MATERIAL PROVIDED ▸

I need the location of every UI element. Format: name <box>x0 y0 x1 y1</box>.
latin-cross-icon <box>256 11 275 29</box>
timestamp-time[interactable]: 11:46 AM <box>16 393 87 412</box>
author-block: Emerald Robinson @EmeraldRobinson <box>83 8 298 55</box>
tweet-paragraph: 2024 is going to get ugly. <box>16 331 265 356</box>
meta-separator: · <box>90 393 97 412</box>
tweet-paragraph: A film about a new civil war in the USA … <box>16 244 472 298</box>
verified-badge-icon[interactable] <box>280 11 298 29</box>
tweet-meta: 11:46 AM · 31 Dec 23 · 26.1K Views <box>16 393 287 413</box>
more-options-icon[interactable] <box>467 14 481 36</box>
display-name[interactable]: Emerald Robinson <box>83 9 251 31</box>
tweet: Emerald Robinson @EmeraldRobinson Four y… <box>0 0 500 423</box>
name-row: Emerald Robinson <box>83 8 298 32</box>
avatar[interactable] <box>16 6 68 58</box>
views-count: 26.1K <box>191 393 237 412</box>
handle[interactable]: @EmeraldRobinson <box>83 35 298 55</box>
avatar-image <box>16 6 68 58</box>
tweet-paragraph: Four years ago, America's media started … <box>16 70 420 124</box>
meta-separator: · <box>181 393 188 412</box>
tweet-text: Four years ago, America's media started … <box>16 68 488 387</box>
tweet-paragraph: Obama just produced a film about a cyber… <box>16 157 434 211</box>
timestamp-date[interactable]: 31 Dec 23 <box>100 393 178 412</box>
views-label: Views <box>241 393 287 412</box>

==

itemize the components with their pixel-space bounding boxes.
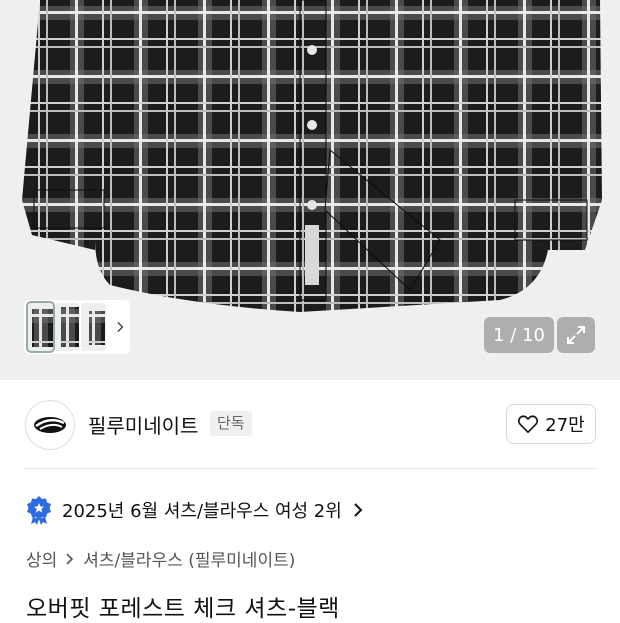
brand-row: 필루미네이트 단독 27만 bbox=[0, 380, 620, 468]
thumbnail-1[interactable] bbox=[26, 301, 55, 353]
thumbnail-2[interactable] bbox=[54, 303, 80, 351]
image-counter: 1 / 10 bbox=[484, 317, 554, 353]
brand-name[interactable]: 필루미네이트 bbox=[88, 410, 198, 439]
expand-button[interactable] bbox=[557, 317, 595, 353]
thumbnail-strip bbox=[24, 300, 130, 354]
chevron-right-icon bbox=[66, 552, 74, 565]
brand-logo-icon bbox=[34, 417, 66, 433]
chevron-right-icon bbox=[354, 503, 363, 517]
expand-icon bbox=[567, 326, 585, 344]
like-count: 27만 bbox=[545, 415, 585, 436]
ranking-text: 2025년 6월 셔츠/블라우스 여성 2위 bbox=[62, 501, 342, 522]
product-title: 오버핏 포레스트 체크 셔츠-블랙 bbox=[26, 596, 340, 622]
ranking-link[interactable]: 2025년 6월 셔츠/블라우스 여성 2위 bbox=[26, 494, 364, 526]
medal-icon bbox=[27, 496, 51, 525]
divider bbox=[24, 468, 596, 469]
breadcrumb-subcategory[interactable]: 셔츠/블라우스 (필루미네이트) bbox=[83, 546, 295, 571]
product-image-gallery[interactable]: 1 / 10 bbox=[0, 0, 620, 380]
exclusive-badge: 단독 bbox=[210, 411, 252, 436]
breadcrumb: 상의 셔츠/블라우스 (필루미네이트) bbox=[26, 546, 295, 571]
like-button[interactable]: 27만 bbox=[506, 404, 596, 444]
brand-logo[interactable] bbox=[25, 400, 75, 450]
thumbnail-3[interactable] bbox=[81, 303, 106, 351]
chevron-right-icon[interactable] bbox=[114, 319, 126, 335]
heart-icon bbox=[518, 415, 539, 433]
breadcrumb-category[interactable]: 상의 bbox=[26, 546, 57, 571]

...

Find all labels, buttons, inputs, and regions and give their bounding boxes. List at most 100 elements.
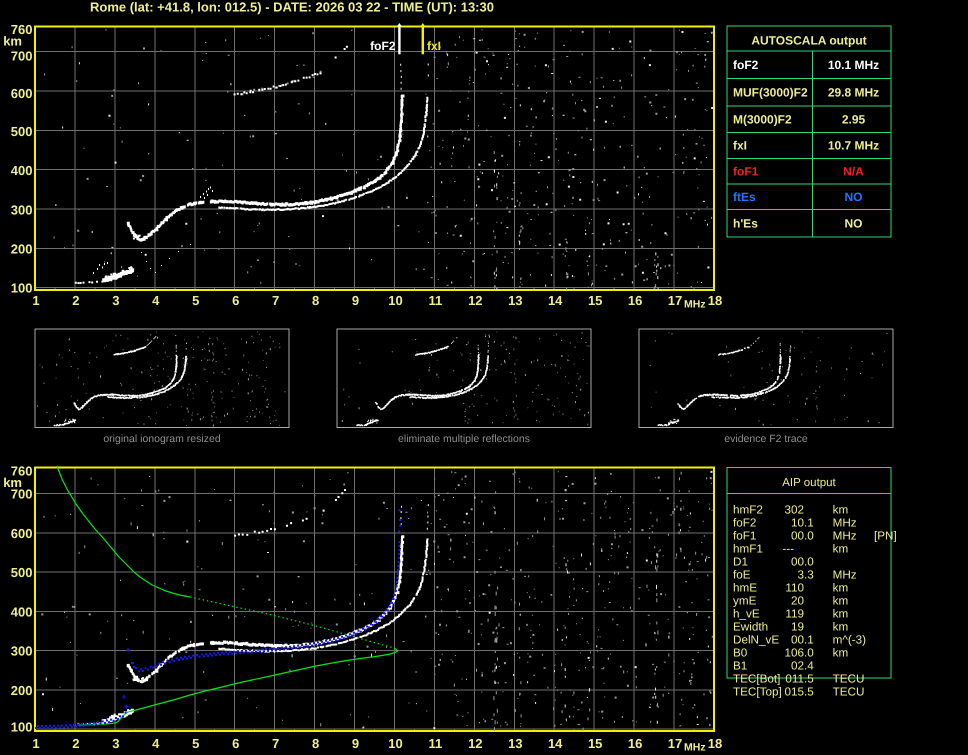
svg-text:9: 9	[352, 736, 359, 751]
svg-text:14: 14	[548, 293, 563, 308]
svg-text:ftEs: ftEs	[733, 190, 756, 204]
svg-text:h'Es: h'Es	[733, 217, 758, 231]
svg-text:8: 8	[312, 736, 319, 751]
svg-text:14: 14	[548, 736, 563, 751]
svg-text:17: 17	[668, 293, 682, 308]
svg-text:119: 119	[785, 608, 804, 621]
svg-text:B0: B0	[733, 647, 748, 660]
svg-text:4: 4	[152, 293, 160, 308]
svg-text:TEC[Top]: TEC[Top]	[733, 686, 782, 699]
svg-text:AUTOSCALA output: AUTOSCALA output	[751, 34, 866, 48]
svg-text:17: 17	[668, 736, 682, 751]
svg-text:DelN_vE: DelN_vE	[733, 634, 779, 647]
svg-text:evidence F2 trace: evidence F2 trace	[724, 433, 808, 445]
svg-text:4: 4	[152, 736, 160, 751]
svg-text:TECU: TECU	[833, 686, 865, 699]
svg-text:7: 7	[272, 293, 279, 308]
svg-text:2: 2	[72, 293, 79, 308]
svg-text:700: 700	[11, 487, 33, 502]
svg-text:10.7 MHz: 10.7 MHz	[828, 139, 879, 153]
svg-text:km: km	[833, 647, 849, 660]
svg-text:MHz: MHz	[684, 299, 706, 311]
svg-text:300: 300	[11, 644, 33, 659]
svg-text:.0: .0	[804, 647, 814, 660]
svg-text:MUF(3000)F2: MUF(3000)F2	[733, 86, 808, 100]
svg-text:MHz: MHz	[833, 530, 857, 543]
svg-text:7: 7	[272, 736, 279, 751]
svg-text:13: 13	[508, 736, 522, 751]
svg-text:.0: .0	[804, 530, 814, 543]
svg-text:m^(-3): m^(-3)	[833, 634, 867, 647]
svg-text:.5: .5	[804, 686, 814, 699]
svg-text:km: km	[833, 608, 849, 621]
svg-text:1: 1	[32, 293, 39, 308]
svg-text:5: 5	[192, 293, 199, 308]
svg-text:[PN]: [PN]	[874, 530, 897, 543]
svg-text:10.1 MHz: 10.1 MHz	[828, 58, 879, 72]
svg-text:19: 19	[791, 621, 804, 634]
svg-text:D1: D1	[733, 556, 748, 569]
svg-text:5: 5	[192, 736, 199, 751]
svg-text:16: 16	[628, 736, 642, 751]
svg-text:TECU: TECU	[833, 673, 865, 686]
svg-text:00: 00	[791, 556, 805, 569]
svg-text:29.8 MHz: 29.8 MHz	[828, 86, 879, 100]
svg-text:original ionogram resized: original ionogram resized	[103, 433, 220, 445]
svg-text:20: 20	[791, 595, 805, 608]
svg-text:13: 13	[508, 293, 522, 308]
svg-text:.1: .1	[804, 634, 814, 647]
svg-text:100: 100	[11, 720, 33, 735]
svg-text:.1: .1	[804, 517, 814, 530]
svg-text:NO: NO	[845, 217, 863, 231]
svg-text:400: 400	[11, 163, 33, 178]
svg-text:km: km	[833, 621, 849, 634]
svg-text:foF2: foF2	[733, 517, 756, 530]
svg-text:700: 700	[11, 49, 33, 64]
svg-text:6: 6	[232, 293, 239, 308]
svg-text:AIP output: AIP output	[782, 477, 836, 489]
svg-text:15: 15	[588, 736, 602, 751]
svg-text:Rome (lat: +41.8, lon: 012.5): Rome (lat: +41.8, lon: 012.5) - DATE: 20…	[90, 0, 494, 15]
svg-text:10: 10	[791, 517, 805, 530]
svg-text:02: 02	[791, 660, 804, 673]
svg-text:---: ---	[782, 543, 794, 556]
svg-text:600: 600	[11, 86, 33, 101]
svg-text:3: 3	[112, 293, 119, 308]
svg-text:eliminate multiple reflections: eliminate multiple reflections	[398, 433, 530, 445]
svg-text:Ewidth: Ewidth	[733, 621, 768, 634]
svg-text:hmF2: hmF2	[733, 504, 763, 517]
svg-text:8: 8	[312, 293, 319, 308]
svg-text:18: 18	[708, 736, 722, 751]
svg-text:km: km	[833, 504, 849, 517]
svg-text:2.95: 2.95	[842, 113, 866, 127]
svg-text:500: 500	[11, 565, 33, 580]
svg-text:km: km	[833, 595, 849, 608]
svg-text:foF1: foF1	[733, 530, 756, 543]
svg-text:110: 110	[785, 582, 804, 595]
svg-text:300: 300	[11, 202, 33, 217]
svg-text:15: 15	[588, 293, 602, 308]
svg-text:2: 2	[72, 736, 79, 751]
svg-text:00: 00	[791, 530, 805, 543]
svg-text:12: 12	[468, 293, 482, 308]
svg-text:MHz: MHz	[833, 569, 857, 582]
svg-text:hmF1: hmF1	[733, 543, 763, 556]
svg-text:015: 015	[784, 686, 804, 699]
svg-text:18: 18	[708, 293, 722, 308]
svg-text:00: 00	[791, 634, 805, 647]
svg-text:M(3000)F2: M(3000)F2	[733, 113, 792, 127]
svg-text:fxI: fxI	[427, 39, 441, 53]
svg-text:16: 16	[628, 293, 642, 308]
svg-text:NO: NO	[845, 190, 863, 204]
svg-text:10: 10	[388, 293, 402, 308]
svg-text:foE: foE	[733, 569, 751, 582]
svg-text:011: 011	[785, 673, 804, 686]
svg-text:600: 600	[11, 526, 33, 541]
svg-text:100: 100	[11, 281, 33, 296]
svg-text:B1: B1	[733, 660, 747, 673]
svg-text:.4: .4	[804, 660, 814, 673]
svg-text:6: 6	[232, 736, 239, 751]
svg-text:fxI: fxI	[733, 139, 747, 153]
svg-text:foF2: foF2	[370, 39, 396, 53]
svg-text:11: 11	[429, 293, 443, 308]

TASK DIRECTIONS ▸ Print, without any change, the lines from the one containing "brand-row: 필루미네이트 단독" up to and including the one containing "exclusive-badge: 단독 bbox=[210, 411, 252, 436]".

FINAL RESULT ▸
brand-row: 필루미네이트 단독 27만 bbox=[0, 380, 620, 468]
thumbnail-1[interactable] bbox=[26, 301, 55, 353]
thumbnail-2[interactable] bbox=[54, 303, 80, 351]
image-counter: 1 / 10 bbox=[484, 317, 554, 353]
brand-name[interactable]: 필루미네이트 bbox=[88, 410, 198, 439]
expand-button[interactable] bbox=[557, 317, 595, 353]
thumbnail-strip bbox=[24, 300, 130, 354]
chevron-right-icon bbox=[66, 552, 74, 565]
brand-logo-icon bbox=[34, 417, 66, 433]
chevron-right-icon bbox=[354, 503, 363, 517]
expand-icon bbox=[567, 326, 585, 344]
like-count: 27만 bbox=[545, 415, 585, 436]
ranking-text: 2025년 6월 셔츠/블라우스 여성 2위 bbox=[62, 501, 342, 522]
product-title: 오버핏 포레스트 체크 셔츠-블랙 bbox=[26, 596, 340, 622]
ranking-link[interactable]: 2025년 6월 셔츠/블라우스 여성 2위 bbox=[26, 494, 364, 526]
medal-icon bbox=[27, 496, 51, 525]
divider bbox=[24, 468, 596, 469]
breadcrumb-subcategory[interactable]: 셔츠/블라우스 (필루미네이트) bbox=[83, 546, 295, 571]
product-image-gallery[interactable]: 1 / 10 bbox=[0, 0, 620, 380]
exclusive-badge: 단독 bbox=[210, 411, 252, 436]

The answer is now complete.